Task statement
Collect all lines below with the string "times".

>> BEGIN Exercise inputs

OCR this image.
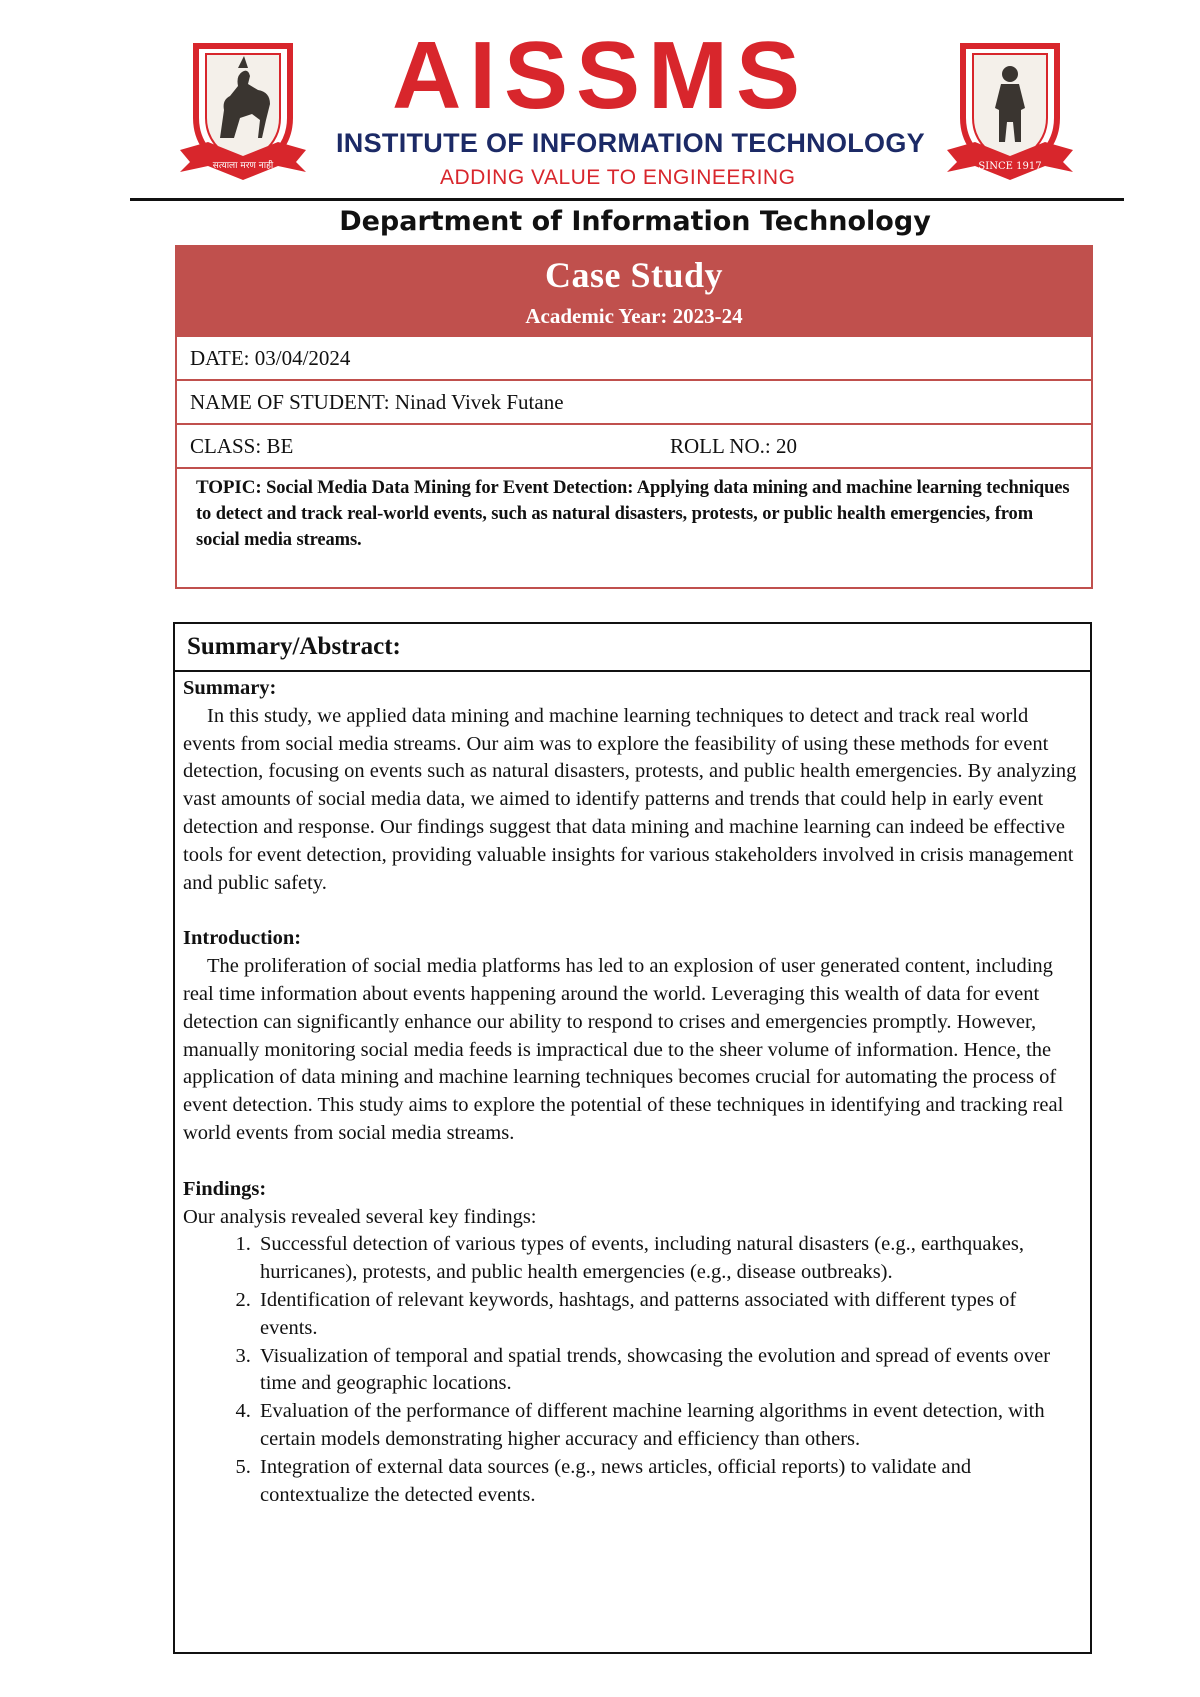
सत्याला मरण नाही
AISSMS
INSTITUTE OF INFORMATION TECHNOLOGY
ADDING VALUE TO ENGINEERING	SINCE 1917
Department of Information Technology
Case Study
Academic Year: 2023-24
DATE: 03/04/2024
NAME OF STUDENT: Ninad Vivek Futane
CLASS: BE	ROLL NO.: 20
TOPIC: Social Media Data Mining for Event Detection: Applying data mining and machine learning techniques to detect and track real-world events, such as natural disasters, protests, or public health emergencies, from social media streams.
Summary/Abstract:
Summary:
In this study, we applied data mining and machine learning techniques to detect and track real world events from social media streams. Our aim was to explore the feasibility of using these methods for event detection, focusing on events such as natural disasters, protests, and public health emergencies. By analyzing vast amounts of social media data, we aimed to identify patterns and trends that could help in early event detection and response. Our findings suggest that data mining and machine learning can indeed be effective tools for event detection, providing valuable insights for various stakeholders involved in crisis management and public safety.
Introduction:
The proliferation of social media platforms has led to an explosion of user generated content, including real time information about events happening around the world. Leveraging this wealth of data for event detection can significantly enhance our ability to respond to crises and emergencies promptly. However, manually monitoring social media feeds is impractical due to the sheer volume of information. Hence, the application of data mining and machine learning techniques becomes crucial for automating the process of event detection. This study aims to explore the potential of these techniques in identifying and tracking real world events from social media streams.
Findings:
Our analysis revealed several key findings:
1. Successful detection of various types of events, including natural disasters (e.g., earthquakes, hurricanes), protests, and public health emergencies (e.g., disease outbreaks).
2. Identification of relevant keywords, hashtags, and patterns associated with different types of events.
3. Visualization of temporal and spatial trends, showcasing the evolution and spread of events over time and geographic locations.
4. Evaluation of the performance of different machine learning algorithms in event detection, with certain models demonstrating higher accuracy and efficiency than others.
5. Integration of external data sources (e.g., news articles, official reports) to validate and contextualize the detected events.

>> END Exercise inputs
>> BEGIN Exercise inputs

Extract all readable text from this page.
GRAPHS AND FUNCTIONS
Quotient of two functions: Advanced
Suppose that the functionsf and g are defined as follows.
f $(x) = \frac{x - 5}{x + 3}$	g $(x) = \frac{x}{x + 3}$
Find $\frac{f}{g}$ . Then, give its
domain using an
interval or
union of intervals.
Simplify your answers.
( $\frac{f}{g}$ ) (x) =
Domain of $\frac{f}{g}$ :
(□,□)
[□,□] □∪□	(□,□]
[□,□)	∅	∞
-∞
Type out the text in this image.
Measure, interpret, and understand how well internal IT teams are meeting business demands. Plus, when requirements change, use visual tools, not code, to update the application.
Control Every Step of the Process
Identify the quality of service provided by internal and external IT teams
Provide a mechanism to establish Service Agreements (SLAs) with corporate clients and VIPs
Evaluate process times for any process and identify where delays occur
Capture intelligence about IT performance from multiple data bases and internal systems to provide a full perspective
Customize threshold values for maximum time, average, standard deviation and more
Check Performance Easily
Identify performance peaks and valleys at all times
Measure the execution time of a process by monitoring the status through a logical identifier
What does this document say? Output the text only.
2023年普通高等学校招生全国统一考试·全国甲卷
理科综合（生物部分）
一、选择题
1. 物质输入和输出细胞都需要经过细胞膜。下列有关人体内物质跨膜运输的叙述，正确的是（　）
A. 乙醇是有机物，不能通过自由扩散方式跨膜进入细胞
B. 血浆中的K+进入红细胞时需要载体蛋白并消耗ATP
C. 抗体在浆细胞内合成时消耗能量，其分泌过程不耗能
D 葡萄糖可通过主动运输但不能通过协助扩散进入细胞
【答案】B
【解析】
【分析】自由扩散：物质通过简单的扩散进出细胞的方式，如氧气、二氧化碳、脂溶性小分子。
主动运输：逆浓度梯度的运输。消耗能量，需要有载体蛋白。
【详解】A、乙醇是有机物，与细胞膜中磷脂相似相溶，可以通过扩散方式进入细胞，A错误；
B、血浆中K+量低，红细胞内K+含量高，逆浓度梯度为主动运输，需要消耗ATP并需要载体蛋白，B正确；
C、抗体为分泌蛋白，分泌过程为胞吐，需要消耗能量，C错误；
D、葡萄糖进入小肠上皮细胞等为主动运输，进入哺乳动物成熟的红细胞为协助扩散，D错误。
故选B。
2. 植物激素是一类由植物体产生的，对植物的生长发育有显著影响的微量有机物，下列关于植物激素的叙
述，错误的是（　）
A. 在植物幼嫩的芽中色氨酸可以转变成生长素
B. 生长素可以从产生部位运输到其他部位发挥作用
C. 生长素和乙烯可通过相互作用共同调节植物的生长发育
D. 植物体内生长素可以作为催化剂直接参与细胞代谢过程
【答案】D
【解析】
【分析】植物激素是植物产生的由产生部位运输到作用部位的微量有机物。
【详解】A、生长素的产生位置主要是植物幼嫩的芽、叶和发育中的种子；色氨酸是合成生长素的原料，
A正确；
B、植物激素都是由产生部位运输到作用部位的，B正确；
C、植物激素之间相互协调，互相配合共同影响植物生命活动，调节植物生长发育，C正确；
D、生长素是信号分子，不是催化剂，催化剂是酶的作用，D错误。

>> END Exercise inputs
>> BEGIN Exercise inputs

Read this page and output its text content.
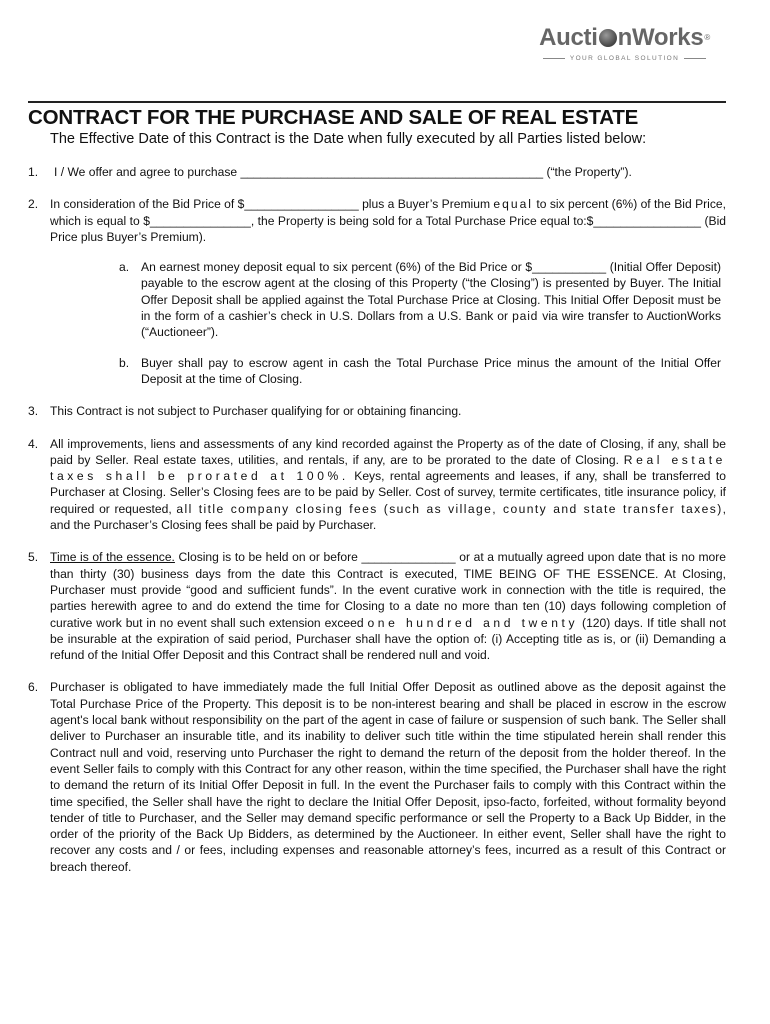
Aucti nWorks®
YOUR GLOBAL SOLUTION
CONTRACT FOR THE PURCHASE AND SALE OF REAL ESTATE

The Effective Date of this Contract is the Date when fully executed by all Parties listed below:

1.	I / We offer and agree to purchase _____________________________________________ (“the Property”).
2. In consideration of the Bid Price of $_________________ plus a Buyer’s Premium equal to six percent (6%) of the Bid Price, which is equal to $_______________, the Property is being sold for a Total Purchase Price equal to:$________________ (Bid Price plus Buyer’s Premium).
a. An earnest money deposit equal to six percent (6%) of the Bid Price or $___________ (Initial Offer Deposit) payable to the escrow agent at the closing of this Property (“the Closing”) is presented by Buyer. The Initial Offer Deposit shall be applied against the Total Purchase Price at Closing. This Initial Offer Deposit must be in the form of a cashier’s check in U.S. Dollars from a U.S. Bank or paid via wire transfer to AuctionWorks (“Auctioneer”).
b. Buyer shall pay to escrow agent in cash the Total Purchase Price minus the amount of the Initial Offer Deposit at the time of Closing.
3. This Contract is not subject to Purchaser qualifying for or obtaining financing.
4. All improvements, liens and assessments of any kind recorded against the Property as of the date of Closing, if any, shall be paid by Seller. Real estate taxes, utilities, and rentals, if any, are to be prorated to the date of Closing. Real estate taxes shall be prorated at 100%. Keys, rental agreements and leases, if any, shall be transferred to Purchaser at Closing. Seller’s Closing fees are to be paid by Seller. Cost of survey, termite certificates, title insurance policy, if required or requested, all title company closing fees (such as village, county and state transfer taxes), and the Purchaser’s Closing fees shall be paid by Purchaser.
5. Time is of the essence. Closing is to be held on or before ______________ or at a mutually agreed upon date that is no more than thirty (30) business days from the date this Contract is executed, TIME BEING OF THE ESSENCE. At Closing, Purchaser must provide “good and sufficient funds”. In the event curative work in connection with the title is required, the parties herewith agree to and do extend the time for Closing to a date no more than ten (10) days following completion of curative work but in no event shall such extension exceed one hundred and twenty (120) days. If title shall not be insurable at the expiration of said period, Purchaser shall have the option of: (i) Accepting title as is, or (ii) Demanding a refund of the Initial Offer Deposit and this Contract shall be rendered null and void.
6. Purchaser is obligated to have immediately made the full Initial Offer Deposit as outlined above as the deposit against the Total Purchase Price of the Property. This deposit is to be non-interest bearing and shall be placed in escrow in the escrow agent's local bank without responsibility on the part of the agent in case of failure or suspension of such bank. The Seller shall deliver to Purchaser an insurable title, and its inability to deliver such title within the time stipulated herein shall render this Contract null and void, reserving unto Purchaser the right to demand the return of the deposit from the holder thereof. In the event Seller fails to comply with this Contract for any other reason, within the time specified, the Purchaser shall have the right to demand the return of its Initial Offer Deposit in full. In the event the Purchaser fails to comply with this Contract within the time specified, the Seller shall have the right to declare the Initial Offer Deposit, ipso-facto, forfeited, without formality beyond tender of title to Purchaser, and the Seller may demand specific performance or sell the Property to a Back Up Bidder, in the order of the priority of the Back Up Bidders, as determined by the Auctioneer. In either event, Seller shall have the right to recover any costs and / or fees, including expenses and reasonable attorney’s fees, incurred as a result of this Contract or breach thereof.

>> END Exercise inputs

Output of the task
Evaluate process times for any process and identify where delays occur
Identify performance peaks and valleys at all times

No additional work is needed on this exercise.